Given task: For the data that follows, report how many lines contain the word "title", and nothing else.

Part of a data file:
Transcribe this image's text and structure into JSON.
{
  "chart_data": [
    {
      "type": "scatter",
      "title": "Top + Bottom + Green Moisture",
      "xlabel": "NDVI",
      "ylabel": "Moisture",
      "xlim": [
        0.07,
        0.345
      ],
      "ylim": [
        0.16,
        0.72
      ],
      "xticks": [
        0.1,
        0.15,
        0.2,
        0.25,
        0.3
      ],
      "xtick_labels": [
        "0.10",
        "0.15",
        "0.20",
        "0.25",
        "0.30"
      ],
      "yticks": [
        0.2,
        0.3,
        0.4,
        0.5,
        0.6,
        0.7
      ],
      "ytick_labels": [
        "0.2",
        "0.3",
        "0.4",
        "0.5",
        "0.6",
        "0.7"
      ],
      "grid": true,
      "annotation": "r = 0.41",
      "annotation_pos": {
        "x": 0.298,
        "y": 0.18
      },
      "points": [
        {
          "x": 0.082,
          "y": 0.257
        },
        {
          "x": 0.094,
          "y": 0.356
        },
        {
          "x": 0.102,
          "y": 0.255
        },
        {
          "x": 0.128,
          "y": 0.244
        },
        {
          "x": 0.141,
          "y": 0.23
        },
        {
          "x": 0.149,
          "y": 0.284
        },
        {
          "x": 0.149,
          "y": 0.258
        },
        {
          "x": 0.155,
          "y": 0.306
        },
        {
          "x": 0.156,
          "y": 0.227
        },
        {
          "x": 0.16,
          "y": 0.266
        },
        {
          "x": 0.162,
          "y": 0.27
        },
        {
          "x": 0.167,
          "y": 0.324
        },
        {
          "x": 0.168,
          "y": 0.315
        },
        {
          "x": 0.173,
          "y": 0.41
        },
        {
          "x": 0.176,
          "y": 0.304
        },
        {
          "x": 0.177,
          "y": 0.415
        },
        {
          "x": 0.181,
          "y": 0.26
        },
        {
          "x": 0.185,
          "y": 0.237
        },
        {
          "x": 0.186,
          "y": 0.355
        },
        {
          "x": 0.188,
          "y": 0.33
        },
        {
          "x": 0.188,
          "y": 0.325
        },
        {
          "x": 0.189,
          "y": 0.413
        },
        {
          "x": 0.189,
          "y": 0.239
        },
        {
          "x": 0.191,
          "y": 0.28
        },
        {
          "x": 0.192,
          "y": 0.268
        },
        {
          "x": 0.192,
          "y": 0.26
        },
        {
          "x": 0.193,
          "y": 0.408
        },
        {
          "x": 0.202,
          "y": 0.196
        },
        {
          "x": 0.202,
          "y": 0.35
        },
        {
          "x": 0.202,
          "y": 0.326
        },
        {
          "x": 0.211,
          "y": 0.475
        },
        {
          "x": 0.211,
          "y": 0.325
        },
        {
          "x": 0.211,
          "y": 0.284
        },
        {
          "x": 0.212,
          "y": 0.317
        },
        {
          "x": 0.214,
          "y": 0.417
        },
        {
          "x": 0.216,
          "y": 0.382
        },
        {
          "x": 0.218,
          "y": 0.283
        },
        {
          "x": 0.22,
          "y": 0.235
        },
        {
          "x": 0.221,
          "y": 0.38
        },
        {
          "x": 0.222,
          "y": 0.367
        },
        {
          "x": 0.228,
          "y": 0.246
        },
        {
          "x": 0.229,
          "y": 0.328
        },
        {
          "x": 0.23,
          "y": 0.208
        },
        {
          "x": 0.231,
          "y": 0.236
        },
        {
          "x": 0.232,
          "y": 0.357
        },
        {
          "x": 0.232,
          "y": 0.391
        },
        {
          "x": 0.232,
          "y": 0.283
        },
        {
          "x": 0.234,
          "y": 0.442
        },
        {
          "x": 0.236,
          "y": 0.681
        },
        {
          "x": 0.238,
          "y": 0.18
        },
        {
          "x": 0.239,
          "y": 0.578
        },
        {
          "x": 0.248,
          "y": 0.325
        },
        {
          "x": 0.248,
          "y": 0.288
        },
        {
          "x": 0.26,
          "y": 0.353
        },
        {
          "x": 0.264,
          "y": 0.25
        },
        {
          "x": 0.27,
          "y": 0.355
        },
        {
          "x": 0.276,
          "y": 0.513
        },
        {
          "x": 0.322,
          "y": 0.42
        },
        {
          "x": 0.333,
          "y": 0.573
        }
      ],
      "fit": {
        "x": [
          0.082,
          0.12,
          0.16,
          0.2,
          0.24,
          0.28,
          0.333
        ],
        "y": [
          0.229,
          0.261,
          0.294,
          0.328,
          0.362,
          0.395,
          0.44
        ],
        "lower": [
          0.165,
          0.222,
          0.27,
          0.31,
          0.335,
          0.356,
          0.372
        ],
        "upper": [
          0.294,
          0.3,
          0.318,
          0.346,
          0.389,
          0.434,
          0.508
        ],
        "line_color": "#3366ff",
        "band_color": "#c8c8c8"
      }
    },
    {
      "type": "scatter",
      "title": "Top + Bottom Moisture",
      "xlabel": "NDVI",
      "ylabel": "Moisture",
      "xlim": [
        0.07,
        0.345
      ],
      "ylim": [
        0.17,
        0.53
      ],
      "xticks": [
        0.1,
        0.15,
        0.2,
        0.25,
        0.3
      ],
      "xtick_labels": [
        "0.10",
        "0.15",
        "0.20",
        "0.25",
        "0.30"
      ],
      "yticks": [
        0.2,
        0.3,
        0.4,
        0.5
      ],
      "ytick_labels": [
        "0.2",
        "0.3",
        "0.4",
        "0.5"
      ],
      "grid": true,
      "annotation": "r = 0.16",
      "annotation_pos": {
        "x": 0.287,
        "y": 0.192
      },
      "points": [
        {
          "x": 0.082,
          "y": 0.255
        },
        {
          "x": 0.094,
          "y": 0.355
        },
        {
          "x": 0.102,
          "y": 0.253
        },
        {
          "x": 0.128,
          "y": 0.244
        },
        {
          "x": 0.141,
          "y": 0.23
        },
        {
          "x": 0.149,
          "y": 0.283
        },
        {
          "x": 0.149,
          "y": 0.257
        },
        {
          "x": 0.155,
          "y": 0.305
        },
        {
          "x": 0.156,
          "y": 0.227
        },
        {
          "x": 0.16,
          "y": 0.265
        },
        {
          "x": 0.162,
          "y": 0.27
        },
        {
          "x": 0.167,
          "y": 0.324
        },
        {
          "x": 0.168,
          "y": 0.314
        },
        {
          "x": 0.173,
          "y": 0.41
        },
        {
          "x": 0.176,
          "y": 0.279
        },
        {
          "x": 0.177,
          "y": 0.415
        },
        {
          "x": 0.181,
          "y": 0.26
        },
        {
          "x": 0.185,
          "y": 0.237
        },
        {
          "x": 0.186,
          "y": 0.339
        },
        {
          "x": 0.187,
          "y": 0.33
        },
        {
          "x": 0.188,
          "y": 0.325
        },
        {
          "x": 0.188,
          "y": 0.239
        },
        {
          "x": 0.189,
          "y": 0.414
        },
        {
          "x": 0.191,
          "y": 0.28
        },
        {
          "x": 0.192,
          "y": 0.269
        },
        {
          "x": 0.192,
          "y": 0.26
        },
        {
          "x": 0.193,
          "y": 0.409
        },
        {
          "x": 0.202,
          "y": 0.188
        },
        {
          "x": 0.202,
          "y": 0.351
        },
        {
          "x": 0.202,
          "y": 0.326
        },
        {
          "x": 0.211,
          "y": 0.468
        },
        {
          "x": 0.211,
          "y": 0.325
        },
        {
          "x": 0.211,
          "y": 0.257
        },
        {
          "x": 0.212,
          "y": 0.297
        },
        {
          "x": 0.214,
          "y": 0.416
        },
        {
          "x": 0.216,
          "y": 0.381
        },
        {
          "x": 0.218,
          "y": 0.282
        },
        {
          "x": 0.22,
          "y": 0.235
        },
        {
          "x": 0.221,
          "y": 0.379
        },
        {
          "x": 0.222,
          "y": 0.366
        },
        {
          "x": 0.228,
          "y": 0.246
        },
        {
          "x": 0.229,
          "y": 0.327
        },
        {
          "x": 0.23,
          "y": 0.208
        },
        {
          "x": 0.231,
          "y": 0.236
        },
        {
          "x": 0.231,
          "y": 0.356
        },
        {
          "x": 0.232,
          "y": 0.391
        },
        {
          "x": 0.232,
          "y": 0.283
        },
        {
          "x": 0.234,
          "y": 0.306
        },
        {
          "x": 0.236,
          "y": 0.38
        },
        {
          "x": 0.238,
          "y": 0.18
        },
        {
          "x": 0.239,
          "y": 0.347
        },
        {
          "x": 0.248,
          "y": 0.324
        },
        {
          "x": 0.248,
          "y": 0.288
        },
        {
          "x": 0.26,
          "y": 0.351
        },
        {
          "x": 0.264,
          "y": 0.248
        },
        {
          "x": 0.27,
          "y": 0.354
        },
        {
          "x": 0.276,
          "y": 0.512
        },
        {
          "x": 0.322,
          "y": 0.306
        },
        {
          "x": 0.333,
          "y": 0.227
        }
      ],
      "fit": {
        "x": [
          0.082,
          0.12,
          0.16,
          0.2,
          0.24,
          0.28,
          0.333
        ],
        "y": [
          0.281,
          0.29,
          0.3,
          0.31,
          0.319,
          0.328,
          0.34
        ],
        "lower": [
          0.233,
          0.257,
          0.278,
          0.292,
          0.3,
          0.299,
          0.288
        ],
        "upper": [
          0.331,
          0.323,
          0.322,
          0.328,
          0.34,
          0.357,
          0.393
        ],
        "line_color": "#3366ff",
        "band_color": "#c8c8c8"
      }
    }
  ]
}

Result of this exercise: 2